§ Data excerpts:
════════════════

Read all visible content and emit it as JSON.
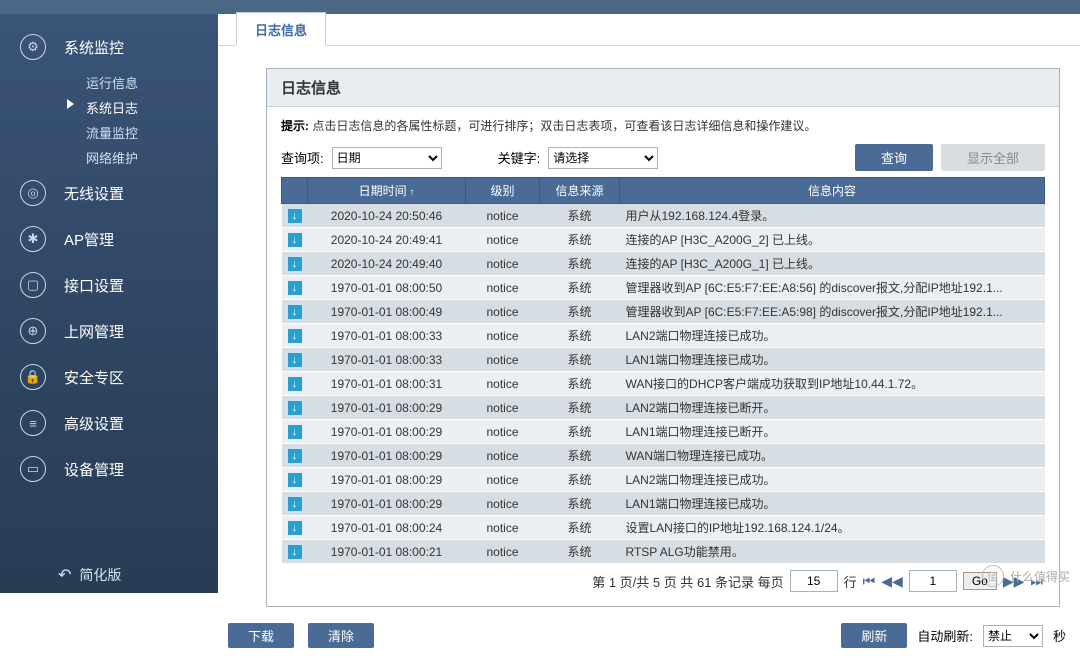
{
  "tab": "日志信息",
  "sidebar": {
    "items": [
      {
        "label": "系统监控",
        "icon": "⚙"
      },
      {
        "label": "无线设置",
        "icon": "◎"
      },
      {
        "label": "AP管理",
        "icon": "✱"
      },
      {
        "label": "接口设置",
        "icon": "▢"
      },
      {
        "label": "上网管理",
        "icon": "⊕"
      },
      {
        "label": "安全专区",
        "icon": "🔒"
      },
      {
        "label": "高级设置",
        "icon": "≡"
      },
      {
        "label": "设备管理",
        "icon": "▭"
      }
    ],
    "subs": [
      "运行信息",
      "系统日志",
      "流量监控",
      "网络维护"
    ],
    "simplify": "简化版"
  },
  "panel": {
    "title": "日志信息",
    "hint_label": "提示:",
    "hint": "点击日志信息的各属性标题，可进行排序；双击日志表项，可查看该日志详细信息和操作建议。",
    "query_label": "查询项:",
    "query_opt": "日期",
    "kw_label": "关键字:",
    "kw_opt": "请选择",
    "btn_query": "查询",
    "btn_all": "显示全部",
    "btn_download": "下载",
    "btn_clear": "清除",
    "btn_refresh": "刷新",
    "auto_label": "自动刷新:",
    "auto_opt": "禁止",
    "auto_unit": "秒"
  },
  "table": {
    "headers": [
      "",
      "日期时间",
      "级别",
      "信息来源",
      "信息内容"
    ],
    "rows": [
      [
        "2020-10-24 20:50:46",
        "notice",
        "系统",
        "用户从192.168.124.4登录。"
      ],
      [
        "2020-10-24 20:49:41",
        "notice",
        "系统",
        "连接的AP [H3C_A200G_2] 已上线。"
      ],
      [
        "2020-10-24 20:49:40",
        "notice",
        "系统",
        "连接的AP [H3C_A200G_1] 已上线。"
      ],
      [
        "1970-01-01 08:00:50",
        "notice",
        "系统",
        "管理器收到AP [6C:E5:F7:EE:A8:56] 的discover报文,分配IP地址192.1..."
      ],
      [
        "1970-01-01 08:00:49",
        "notice",
        "系统",
        "管理器收到AP [6C:E5:F7:EE:A5:98] 的discover报文,分配IP地址192.1..."
      ],
      [
        "1970-01-01 08:00:33",
        "notice",
        "系统",
        "LAN2端口物理连接已成功。"
      ],
      [
        "1970-01-01 08:00:33",
        "notice",
        "系统",
        "LAN1端口物理连接已成功。"
      ],
      [
        "1970-01-01 08:00:31",
        "notice",
        "系统",
        "WAN接口的DHCP客户端成功获取到IP地址10.44.1.72。"
      ],
      [
        "1970-01-01 08:00:29",
        "notice",
        "系统",
        "LAN2端口物理连接已断开。"
      ],
      [
        "1970-01-01 08:00:29",
        "notice",
        "系统",
        "LAN1端口物理连接已断开。"
      ],
      [
        "1970-01-01 08:00:29",
        "notice",
        "系统",
        "WAN端口物理连接已成功。"
      ],
      [
        "1970-01-01 08:00:29",
        "notice",
        "系统",
        "LAN2端口物理连接已成功。"
      ],
      [
        "1970-01-01 08:00:29",
        "notice",
        "系统",
        "LAN1端口物理连接已成功。"
      ],
      [
        "1970-01-01 08:00:24",
        "notice",
        "系统",
        "设置LAN接口的IP地址192.168.124.1/24。"
      ],
      [
        "1970-01-01 08:00:21",
        "notice",
        "系统",
        "RTSP ALG功能禁用。"
      ]
    ]
  },
  "pager": {
    "text1": "第 1 页/共 5 页  共 61 条记录  每页",
    "per_page": "15",
    "text2": "行",
    "page_input": "1",
    "go": "Go"
  },
  "watermark": "什么值得买"
}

════════════════

§ Exercise objective: Go through the entries and return each line where the word "icon" appears.

§ Solution to this exercise:
        "icon": "⚙"
        "icon": "◎"
        "icon": "✱"
        "icon": "▢"
        "icon": "⊕"
        "icon": "🔒"
        "icon": "≡"
        "icon": "▭"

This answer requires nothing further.